**DIRECTIONS FOR THIS TASK:**
Extract each record and reproduce it exactly.

········

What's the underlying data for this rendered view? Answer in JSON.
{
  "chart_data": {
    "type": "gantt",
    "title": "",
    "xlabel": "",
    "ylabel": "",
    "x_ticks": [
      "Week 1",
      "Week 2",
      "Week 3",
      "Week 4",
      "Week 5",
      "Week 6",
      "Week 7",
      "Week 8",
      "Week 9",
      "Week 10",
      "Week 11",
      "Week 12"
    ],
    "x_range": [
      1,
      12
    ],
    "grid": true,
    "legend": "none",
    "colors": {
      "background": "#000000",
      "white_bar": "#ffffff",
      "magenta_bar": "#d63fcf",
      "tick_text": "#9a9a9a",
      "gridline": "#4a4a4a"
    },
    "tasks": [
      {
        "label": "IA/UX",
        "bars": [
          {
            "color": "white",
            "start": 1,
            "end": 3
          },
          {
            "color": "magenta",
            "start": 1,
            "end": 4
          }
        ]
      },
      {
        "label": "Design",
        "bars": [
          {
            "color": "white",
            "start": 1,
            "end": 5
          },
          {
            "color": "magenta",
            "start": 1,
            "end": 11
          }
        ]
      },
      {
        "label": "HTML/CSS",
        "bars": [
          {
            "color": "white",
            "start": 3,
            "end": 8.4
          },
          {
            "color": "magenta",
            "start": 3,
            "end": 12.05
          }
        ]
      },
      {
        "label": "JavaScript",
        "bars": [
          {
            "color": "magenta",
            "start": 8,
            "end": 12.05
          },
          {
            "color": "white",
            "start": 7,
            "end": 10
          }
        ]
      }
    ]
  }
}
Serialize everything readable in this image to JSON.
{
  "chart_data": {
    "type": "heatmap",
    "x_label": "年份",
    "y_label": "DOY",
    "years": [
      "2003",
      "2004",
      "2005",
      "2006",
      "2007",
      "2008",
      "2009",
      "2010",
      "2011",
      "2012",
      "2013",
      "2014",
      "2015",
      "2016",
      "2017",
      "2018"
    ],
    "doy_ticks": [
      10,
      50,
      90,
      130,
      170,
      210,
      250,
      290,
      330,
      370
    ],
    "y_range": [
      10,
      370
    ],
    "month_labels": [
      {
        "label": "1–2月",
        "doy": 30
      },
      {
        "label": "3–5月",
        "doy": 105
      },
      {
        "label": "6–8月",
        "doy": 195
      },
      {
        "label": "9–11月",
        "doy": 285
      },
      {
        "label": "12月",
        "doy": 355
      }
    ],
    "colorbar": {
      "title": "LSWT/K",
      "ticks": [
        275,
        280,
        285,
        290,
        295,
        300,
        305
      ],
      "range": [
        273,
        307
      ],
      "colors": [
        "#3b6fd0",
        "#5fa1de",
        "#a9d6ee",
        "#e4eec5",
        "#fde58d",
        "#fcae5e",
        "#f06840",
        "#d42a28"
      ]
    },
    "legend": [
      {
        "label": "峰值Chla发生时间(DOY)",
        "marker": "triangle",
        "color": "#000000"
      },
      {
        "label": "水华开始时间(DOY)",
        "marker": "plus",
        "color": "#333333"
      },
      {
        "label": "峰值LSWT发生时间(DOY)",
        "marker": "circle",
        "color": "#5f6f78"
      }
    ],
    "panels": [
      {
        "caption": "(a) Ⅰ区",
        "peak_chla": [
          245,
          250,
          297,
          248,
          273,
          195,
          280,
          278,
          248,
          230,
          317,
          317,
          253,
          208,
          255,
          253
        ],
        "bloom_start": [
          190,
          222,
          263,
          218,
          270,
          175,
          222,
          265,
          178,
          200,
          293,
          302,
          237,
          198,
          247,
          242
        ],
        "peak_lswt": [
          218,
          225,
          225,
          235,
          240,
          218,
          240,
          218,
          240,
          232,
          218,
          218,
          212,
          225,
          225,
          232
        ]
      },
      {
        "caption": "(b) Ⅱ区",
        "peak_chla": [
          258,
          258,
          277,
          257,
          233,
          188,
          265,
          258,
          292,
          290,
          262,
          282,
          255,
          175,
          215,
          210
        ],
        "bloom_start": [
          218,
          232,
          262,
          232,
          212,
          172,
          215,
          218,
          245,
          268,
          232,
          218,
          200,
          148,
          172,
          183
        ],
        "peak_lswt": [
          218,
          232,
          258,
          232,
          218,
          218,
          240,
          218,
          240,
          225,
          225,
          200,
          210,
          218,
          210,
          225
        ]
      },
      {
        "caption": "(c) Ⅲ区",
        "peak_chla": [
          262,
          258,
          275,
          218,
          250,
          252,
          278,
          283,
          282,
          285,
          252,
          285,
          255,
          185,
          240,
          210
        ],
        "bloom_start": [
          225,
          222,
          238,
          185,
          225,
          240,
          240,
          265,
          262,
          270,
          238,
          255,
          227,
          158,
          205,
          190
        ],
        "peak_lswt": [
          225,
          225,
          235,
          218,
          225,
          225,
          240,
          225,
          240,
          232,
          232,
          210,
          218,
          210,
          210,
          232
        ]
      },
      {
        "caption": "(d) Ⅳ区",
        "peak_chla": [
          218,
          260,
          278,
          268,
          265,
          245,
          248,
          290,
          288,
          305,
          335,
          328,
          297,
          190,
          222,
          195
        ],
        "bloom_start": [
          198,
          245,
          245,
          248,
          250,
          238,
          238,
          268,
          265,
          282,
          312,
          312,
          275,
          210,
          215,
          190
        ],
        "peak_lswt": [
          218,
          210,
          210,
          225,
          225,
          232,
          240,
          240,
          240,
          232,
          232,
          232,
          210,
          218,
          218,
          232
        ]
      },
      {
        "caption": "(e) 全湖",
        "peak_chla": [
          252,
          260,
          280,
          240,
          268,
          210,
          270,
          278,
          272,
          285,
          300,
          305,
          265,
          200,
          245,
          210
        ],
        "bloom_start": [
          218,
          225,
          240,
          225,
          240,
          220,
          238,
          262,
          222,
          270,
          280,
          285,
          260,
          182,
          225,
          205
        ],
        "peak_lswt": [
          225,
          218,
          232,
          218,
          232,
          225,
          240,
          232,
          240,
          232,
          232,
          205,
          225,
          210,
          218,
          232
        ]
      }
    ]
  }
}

········

**WORKED SOLUTION:**
What's the underlying data for this rendered view? Answer in JSON.
{
  "chart_data": {
    "type": "gantt",
    "title": "",
    "xlabel": "",
    "ylabel": "",
    "x_ticks": [
      "Week 1",
      "Week 2",
      "Week 3",
      "Week 4",
      "Week 5",
      "Week 6",
      "Week 7",
      "Week 8",
      "Week 9",
      "Week 10",
      "Week 11",
      "Week 12"
    ],
    "x_range": [
      1,
      12
    ],
    "grid": true,
    "legend": "none",
    "colors": {
      "background": "#000000",
      "white_bar": "#ffffff",
      "magenta_bar": "#d63fcf",
      "tick_text": "#9a9a9a",
      "gridline": "#4a4a4a"
    },
    "tasks": [
      {
        "label": "IA/UX",
        "bars": [
          {
            "color": "white",
            "start": 1,
            "end": 3
          },
          {
            "color": "magenta",
            "start": 1,
            "end": 4
          }
        ]
      },
      {
        "label": "Design",
        "bars": [
          {
            "color": "white",
            "start": 1,
            "end": 5
          },
          {
            "color": "magenta",
            "start": 1,
            "end": 11
          }
        ]
      },
      {
        "label": "HTML/CSS",
        "bars": [
          {
            "color": "white",
            "start": 3,
            "end": 8.4
          },
          {
            "color": "magenta",
            "start": 3,
            "end": 12.05
          }
        ]
      },
      {
        "label": "JavaScript",
        "bars": [
          {
            "color": "magenta",
            "start": 8,
            "end": 12.05
          },
          {
            "color": "white",
            "start": 7,
            "end": 10
          }
        ]
      }
    ]
  }
}
Serialize everything readable in this image to JSON.
{
  "chart_data": {
    "type": "heatmap",
    "x_label": "年份",
    "y_label": "DOY",
    "years": [
      "2003",
      "2004",
      "2005",
      "2006",
      "2007",
      "2008",
      "2009",
      "2010",
      "2011",
      "2012",
      "2013",
      "2014",
      "2015",
      "2016",
      "2017",
      "2018"
    ],
    "doy_ticks": [
      10,
      50,
      90,
      130,
      170,
      210,
      250,
      290,
      330,
      370
    ],
    "y_range": [
      10,
      370
    ],
    "month_labels": [
      {
        "label": "1–2月",
        "doy": 30
      },
      {
        "label": "3–5月",
        "doy": 105
      },
      {
        "label": "6–8月",
        "doy": 195
      },
      {
        "label": "9–11月",
        "doy": 285
      },
      {
        "label": "12月",
        "doy": 355
      }
    ],
    "colorbar": {
      "title": "LSWT/K",
      "ticks": [
        275,
        280,
        285,
        290,
        295,
        300,
        305
      ],
      "range": [
        273,
        307
      ],
      "colors": [
        "#3b6fd0",
        "#5fa1de",
        "#a9d6ee",
        "#e4eec5",
        "#fde58d",
        "#fcae5e",
        "#f06840",
        "#d42a28"
      ]
    },
    "legend": [
      {
        "label": "峰值Chla发生时间(DOY)",
        "marker": "triangle",
        "color": "#000000"
      },
      {
        "label": "水华开始时间(DOY)",
        "marker": "plus",
        "color": "#333333"
      },
      {
        "label": "峰值LSWT发生时间(DOY)",
        "marker": "circle",
        "color": "#5f6f78"
      }
    ],
    "panels": [
      {
        "caption": "(a) Ⅰ区",
        "peak_chla": [
          245,
          250,
          297,
          248,
          273,
          195,
          280,
          278,
          248,
          230,
          317,
          317,
          253,
          208,
          255,
          253
        ],
        "bloom_start": [
          190,
          222,
          263,
          218,
          270,
          175,
          222,
          265,
          178,
          200,
          293,
          302,
          237,
          198,
          247,
          242
        ],
        "peak_lswt": [
          218,
          225,
          225,
          235,
          240,
          218,
          240,
          218,
          240,
          232,
          218,
          218,
          212,
          225,
          225,
          232
        ]
      },
      {
        "caption": "(b) Ⅱ区",
        "peak_chla": [
          258,
          258,
          277,
          257,
          233,
          188,
          265,
          258,
          292,
          290,
          262,
          282,
          255,
          175,
          215,
          210
        ],
        "bloom_start": [
          218,
          232,
          262,
          232,
          212,
          172,
          215,
          218,
          245,
          268,
          232,
          218,
          200,
          148,
          172,
          183
        ],
        "peak_lswt": [
          218,
          232,
          258,
          232,
          218,
          218,
          240,
          218,
          240,
          225,
          225,
          200,
          210,
          218,
          210,
          225
        ]
      },
      {
        "caption": "(c) Ⅲ区",
        "peak_chla": [
          262,
          258,
          275,
          218,
          250,
          252,
          278,
          283,
          282,
          285,
          252,
          285,
          255,
          185,
          240,
          210
        ],
        "bloom_start": [
          225,
          222,
          238,
          185,
          225,
          240,
          240,
          265,
          262,
          270,
          238,
          255,
          227,
          158,
          205,
          190
        ],
        "peak_lswt": [
          225,
          225,
          235,
          218,
          225,
          225,
          240,
          225,
          240,
          232,
          232,
          210,
          218,
          210,
          210,
          232
        ]
      },
      {
        "caption": "(d) Ⅳ区",
        "peak_chla": [
          218,
          260,
          278,
          268,
          265,
          245,
          248,
          290,
          288,
          305,
          335,
          328,
          297,
          190,
          222,
          195
        ],
        "bloom_start": [
          198,
          245,
          245,
          248,
          250,
          238,
          238,
          268,
          265,
          282,
          312,
          312,
          275,
          210,
          215,
          190
        ],
        "peak_lswt": [
          218,
          210,
          210,
          225,
          225,
          232,
          240,
          240,
          240,
          232,
          232,
          232,
          210,
          218,
          218,
          232
        ]
      },
      {
        "caption": "(e) 全湖",
        "peak_chla": [
          252,
          260,
          280,
          240,
          268,
          210,
          270,
          278,
          272,
          285,
          300,
          305,
          265,
          200,
          245,
          210
        ],
        "bloom_start": [
          218,
          225,
          240,
          225,
          240,
          220,
          238,
          262,
          222,
          270,
          280,
          285,
          260,
          182,
          225,
          205
        ],
        "peak_lswt": [
          225,
          218,
          232,
          218,
          232,
          225,
          240,
          232,
          240,
          232,
          232,
          205,
          225,
          210,
          218,
          232
        ]
      }
    ]
  }
}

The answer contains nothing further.